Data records
========
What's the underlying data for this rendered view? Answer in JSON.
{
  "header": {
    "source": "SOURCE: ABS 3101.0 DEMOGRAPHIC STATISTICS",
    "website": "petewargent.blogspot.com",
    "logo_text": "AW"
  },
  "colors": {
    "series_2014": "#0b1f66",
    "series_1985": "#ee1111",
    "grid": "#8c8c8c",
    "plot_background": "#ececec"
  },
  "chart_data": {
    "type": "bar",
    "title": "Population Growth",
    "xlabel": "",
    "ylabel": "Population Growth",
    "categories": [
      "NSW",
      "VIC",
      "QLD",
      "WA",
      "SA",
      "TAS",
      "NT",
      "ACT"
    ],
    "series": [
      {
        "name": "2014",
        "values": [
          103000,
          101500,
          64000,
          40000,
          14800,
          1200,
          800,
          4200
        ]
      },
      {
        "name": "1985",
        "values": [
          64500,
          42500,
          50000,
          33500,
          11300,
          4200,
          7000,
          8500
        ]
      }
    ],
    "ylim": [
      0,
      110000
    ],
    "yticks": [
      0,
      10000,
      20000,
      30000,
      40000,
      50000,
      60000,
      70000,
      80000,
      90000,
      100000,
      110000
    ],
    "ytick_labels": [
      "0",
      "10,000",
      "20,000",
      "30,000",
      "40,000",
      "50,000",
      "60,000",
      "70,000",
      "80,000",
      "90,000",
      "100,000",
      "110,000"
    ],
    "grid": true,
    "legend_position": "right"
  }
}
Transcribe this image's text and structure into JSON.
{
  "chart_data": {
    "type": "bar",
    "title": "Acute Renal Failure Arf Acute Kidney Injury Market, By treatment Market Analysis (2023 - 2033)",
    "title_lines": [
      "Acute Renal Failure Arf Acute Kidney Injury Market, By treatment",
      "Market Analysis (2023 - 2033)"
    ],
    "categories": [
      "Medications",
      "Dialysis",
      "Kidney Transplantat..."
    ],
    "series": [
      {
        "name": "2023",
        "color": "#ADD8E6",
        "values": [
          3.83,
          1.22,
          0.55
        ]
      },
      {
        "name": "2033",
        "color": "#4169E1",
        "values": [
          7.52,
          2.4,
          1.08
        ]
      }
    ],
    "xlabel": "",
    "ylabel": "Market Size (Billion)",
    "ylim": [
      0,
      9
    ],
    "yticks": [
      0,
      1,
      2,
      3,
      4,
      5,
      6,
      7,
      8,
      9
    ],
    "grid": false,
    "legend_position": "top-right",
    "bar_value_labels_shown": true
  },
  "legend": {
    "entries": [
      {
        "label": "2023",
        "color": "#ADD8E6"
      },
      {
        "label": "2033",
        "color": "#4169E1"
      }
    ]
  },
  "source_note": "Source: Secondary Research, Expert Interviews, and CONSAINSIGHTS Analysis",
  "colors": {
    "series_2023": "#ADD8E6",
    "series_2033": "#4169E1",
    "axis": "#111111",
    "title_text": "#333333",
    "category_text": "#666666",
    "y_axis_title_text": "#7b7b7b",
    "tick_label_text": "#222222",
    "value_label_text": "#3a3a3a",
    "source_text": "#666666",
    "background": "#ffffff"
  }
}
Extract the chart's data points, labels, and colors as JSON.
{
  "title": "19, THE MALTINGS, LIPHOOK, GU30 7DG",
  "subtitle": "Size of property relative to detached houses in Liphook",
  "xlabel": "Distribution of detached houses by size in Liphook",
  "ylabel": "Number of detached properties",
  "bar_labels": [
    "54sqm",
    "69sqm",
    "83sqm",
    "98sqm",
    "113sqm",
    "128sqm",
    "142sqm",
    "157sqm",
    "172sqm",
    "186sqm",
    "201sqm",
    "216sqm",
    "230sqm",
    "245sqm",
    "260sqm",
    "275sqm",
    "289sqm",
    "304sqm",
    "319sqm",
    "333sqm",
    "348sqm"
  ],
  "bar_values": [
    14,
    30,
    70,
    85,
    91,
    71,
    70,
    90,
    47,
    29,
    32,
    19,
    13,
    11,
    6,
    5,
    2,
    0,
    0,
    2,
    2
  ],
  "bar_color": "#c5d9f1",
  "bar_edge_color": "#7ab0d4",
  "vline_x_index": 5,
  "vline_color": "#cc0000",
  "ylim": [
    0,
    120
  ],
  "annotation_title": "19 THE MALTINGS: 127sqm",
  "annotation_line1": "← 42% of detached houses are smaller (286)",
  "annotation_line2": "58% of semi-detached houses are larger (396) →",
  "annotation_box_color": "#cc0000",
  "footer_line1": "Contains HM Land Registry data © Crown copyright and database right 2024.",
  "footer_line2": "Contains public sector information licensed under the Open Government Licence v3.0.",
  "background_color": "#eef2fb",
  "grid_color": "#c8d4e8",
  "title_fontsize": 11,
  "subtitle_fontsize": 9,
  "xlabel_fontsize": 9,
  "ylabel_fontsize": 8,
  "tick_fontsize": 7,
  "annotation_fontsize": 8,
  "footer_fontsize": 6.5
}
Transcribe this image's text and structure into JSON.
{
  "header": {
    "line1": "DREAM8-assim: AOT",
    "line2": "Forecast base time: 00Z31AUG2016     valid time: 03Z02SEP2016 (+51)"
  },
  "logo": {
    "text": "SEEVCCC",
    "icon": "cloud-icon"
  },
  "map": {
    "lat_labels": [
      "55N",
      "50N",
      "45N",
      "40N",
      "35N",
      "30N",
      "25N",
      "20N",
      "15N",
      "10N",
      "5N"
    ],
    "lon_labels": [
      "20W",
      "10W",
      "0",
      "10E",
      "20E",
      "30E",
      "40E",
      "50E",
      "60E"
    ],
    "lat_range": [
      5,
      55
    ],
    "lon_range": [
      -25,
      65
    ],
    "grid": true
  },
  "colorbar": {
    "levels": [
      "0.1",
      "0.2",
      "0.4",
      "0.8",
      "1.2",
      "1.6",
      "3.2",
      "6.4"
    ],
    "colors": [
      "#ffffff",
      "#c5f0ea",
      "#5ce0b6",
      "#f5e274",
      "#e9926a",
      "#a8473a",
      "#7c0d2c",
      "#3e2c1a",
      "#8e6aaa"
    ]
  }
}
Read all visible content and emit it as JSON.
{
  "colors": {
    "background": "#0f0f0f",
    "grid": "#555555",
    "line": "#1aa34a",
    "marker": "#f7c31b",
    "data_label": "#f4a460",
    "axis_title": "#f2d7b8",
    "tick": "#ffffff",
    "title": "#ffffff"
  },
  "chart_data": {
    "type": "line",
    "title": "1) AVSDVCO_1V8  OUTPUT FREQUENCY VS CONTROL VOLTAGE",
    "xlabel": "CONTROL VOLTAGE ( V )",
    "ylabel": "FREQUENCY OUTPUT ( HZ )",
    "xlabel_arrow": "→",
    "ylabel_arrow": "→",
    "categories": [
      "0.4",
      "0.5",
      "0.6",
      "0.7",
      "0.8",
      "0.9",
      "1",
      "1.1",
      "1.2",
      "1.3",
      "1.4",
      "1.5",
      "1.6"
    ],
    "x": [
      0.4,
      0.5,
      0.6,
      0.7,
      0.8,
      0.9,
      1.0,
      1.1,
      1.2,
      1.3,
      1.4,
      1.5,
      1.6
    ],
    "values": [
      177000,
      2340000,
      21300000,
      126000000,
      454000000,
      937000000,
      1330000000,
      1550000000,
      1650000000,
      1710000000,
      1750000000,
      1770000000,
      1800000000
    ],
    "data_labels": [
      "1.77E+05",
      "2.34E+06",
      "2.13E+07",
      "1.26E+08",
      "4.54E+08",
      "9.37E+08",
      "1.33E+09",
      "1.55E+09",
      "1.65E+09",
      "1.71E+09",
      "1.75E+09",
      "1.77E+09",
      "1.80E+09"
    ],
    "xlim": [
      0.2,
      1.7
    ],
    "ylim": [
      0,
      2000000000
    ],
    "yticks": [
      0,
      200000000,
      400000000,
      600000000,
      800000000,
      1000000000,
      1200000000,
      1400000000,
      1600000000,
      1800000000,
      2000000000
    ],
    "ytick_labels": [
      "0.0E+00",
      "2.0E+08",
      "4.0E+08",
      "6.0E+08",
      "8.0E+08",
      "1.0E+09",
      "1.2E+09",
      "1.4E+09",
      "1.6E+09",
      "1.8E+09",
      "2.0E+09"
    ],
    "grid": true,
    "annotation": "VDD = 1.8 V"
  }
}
========
## [Written problem]
Copy all lines from the listing that contain "VOLTAGE".

## [Exercise result]
    "title": "1) AVSDVCO_1V8  OUTPUT FREQUENCY VS CONTROL VOLTAGE",
    "xlabel": "CONTROL VOLTAGE ( V )",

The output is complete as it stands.